▸ Problem to solve: List all lines of the data containing the word "обеспечения".

▸ The input:
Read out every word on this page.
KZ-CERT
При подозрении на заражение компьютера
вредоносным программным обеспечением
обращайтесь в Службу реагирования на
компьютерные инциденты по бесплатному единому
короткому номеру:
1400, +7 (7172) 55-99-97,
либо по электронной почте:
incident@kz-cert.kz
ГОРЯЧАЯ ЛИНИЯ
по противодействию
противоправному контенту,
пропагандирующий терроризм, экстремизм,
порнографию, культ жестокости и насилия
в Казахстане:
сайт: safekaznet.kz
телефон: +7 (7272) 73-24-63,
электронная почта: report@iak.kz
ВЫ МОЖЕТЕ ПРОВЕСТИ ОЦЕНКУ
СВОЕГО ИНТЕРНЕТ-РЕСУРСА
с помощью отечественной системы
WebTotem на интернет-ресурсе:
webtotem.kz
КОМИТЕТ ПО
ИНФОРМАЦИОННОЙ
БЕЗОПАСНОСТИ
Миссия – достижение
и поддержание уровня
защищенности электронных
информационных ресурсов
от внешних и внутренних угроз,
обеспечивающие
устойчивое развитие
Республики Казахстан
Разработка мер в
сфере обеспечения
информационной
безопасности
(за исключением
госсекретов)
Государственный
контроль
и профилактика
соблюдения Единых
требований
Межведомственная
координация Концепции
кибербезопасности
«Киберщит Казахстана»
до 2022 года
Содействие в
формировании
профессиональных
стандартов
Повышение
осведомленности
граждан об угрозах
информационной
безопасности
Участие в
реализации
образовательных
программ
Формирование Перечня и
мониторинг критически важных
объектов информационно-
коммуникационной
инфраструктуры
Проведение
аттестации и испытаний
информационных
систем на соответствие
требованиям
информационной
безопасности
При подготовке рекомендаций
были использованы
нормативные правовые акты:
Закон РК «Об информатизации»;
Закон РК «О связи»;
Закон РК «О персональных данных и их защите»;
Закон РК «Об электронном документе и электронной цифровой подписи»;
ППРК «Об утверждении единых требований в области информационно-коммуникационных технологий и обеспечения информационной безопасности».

▸ Output for this exercise:
сфере обеспечения
ППРК «Об утверждении единых требований в области информационно-коммуникационных технологий и обеспечения информационной безопасности».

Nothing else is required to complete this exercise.